Begin Raw records

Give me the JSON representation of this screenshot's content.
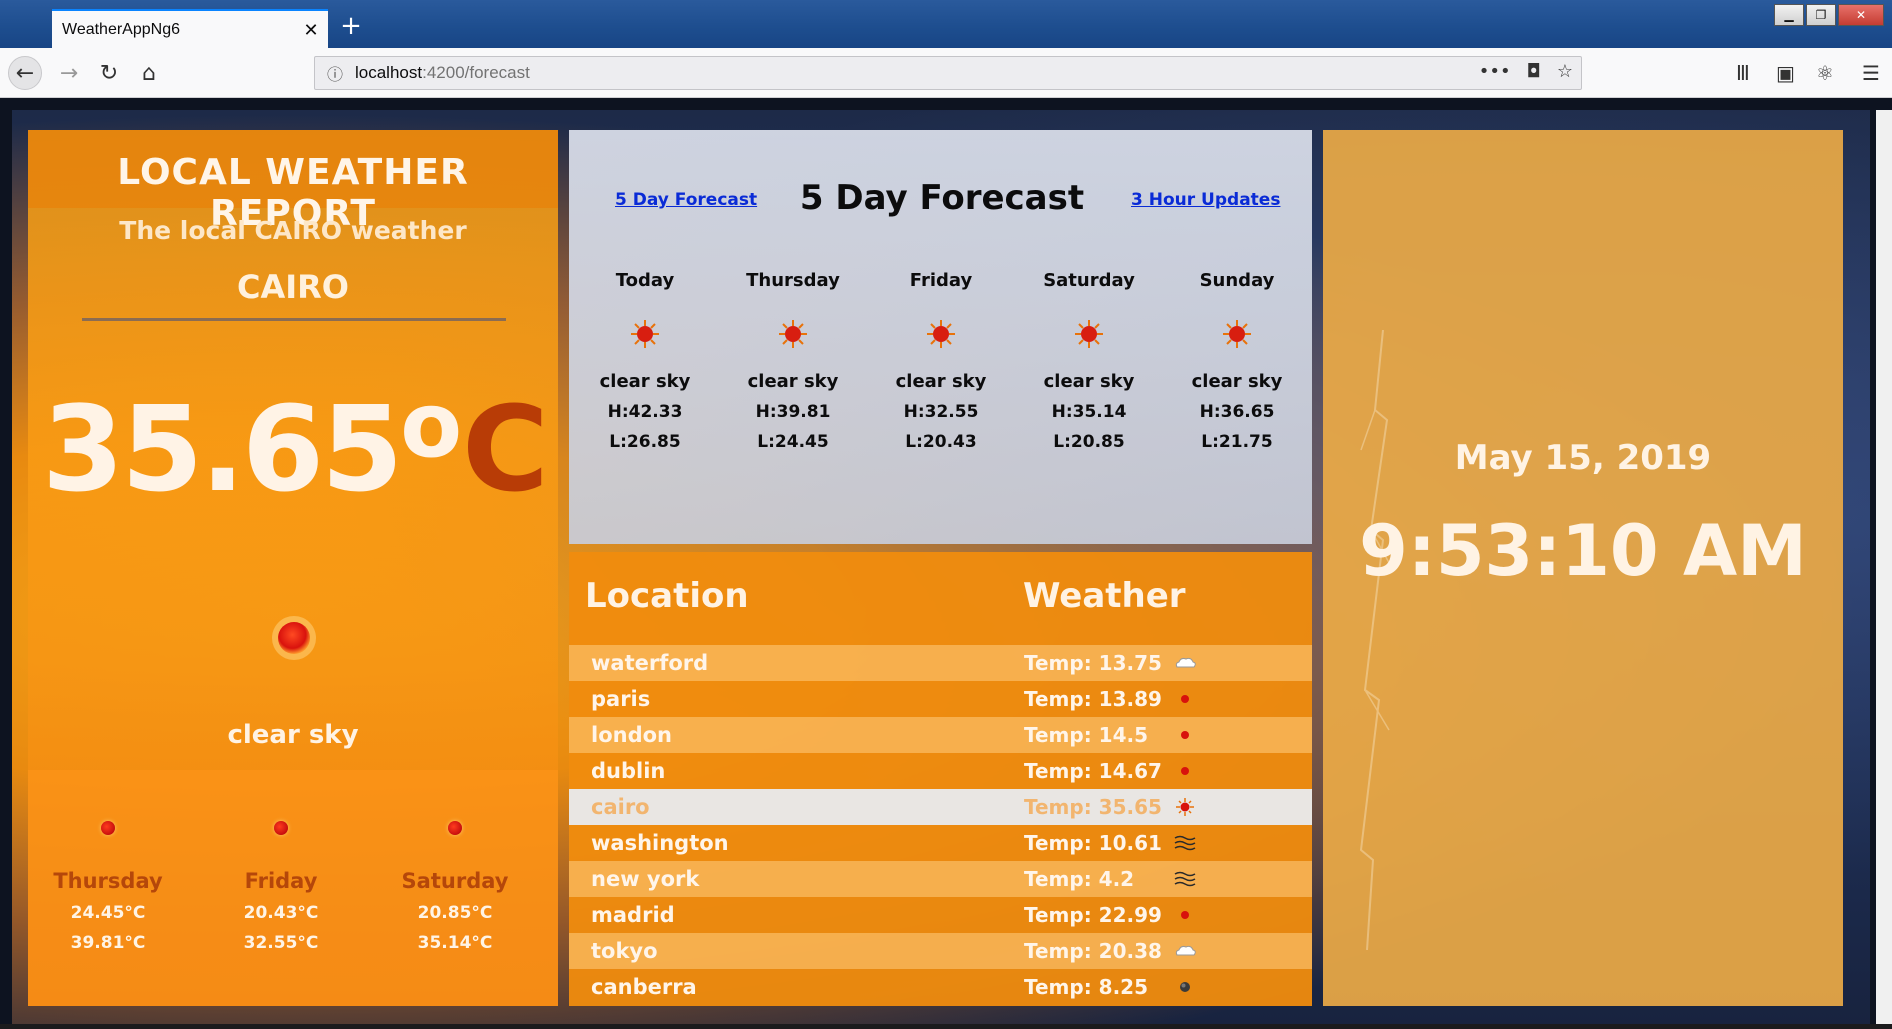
{
  "browser": {
    "tab_title": "WeatherAppNg6",
    "url_host": "localhost",
    "url_rest": ":4200/forecast"
  },
  "left_panel": {
    "title": "LOCAL WEATHER REPORT",
    "subtitle": "The local CAIRO weather",
    "city": "CAIRO",
    "temperature": "35.65",
    "degree_symbol": "o",
    "unit": "C",
    "condition": "clear sky",
    "mini_forecast": [
      {
        "day": "Thursday",
        "temp_low": "24.45°C",
        "temp_high": "39.81°C"
      },
      {
        "day": "Friday",
        "temp_low": "20.43°C",
        "temp_high": "32.55°C"
      },
      {
        "day": "Saturday",
        "temp_low": "20.85°C",
        "temp_high": "35.14°C"
      }
    ]
  },
  "forecast_panel": {
    "link_5day": "5 Day Forecast",
    "title": "5 Day Forecast",
    "link_3hour": "3 Hour Updates",
    "days": [
      {
        "day": "Today",
        "summary": "clear sky",
        "high": "H:42.33",
        "low": "L:26.85",
        "icon": "sun-icon"
      },
      {
        "day": "Thursday",
        "summary": "clear sky",
        "high": "H:39.81",
        "low": "L:24.45",
        "icon": "sun-icon"
      },
      {
        "day": "Friday",
        "summary": "clear sky",
        "high": "H:32.55",
        "low": "L:20.43",
        "icon": "sun-icon"
      },
      {
        "day": "Saturday",
        "summary": "clear sky",
        "high": "H:35.14",
        "low": "L:20.85",
        "icon": "sun-icon"
      },
      {
        "day": "Sunday",
        "summary": "clear sky",
        "high": "H:36.65",
        "low": "L:21.75",
        "icon": "sun-icon"
      }
    ]
  },
  "location_panel": {
    "header_location": "Location",
    "header_weather": "Weather",
    "rows": [
      {
        "city": "waterford",
        "temp": "Temp: 13.75",
        "icon": "cloud-icon"
      },
      {
        "city": "paris",
        "temp": "Temp: 13.89",
        "icon": "red-dot-icon"
      },
      {
        "city": "london",
        "temp": "Temp: 14.5",
        "icon": "red-dot-icon"
      },
      {
        "city": "dublin",
        "temp": "Temp: 14.67",
        "icon": "red-dot-icon"
      },
      {
        "city": "cairo",
        "temp": "Temp: 35.65",
        "icon": "sun-icon"
      },
      {
        "city": "washington",
        "temp": "Temp: 10.61",
        "icon": "mist-icon"
      },
      {
        "city": "new york",
        "temp": "Temp: 4.2",
        "icon": "mist-icon"
      },
      {
        "city": "madrid",
        "temp": "Temp: 22.99",
        "icon": "red-dot-icon"
      },
      {
        "city": "tokyo",
        "temp": "Temp: 20.38",
        "icon": "cloud-icon"
      },
      {
        "city": "canberra",
        "temp": "Temp: 8.25",
        "icon": "dark-moon-icon"
      }
    ],
    "selected_city": "cairo"
  },
  "clock_panel": {
    "date": "May 15, 2019",
    "time": "9:53:10 AM"
  }
}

End Raw records

Output, exactly, all the records above; include no pictures.

Give me the JSON representation of this screenshot's content.
{
  "browser": {
    "tab_title": "WeatherAppNg6",
    "url_host": "localhost",
    "url_rest": ":4200/forecast"
  },
  "left_panel": {
    "title": "LOCAL WEATHER REPORT",
    "subtitle": "The local CAIRO weather",
    "city": "CAIRO",
    "temperature": "35.65",
    "degree_symbol": "o",
    "unit": "C",
    "condition": "clear sky",
    "mini_forecast": [
      {
        "day": "Thursday",
        "temp_low": "24.45°C",
        "temp_high": "39.81°C"
      },
      {
        "day": "Friday",
        "temp_low": "20.43°C",
        "temp_high": "32.55°C"
      },
      {
        "day": "Saturday",
        "temp_low": "20.85°C",
        "temp_high": "35.14°C"
      }
    ]
  },
  "forecast_panel": {
    "link_5day": "5 Day Forecast",
    "title": "5 Day Forecast",
    "link_3hour": "3 Hour Updates",
    "days": [
      {
        "day": "Today",
        "summary": "clear sky",
        "high": "H:42.33",
        "low": "L:26.85",
        "icon": "sun-icon"
      },
      {
        "day": "Thursday",
        "summary": "clear sky",
        "high": "H:39.81",
        "low": "L:24.45",
        "icon": "sun-icon"
      },
      {
        "day": "Friday",
        "summary": "clear sky",
        "high": "H:32.55",
        "low": "L:20.43",
        "icon": "sun-icon"
      },
      {
        "day": "Saturday",
        "summary": "clear sky",
        "high": "H:35.14",
        "low": "L:20.85",
        "icon": "sun-icon"
      },
      {
        "day": "Sunday",
        "summary": "clear sky",
        "high": "H:36.65",
        "low": "L:21.75",
        "icon": "sun-icon"
      }
    ]
  },
  "location_panel": {
    "header_location": "Location",
    "header_weather": "Weather",
    "rows": [
      {
        "city": "waterford",
        "temp": "Temp: 13.75",
        "icon": "cloud-icon"
      },
      {
        "city": "paris",
        "temp": "Temp: 13.89",
        "icon": "red-dot-icon"
      },
      {
        "city": "london",
        "temp": "Temp: 14.5",
        "icon": "red-dot-icon"
      },
      {
        "city": "dublin",
        "temp": "Temp: 14.67",
        "icon": "red-dot-icon"
      },
      {
        "city": "cairo",
        "temp": "Temp: 35.65",
        "icon": "sun-icon"
      },
      {
        "city": "washington",
        "temp": "Temp: 10.61",
        "icon": "mist-icon"
      },
      {
        "city": "new york",
        "temp": "Temp: 4.2",
        "icon": "mist-icon"
      },
      {
        "city": "madrid",
        "temp": "Temp: 22.99",
        "icon": "red-dot-icon"
      },
      {
        "city": "tokyo",
        "temp": "Temp: 20.38",
        "icon": "cloud-icon"
      },
      {
        "city": "canberra",
        "temp": "Temp: 8.25",
        "icon": "dark-moon-icon"
      }
    ],
    "selected_city": "cairo"
  },
  "clock_panel": {
    "date": "May 15, 2019",
    "time": "9:53:10 AM"
  }
}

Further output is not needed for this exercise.